BEGIN TASK DATA

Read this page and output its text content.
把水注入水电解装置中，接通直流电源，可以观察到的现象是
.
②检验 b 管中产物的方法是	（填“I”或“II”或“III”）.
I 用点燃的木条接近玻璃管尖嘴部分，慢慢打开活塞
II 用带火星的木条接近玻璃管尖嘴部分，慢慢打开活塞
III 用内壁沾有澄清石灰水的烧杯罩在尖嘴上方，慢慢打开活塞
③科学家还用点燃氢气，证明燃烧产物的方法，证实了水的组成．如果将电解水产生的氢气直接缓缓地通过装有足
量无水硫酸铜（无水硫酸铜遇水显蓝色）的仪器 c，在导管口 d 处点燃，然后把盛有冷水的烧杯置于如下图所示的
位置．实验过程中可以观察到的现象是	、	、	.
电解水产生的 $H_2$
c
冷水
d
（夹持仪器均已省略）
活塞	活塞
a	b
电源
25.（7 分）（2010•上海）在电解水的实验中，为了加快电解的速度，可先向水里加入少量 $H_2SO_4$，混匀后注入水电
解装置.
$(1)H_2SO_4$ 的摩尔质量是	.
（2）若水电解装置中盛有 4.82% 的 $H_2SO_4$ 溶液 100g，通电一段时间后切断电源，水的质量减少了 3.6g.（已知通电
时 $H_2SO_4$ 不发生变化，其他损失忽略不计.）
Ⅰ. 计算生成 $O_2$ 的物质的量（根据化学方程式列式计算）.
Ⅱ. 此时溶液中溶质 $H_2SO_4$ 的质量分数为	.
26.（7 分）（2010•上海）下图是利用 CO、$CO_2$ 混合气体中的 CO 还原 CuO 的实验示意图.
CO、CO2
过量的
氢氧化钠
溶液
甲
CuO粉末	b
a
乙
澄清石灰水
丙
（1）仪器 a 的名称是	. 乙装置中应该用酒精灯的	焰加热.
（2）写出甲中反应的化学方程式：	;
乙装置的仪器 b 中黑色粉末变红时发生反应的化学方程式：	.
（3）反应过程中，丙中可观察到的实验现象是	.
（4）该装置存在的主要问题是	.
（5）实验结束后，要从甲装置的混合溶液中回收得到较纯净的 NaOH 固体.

END TASK DATA

*TASK OBJECTIVE*
For the records above, state how many lines include the string "慢慢打开活塞", giving the number and nothing else.

*THE SOLUTION*
3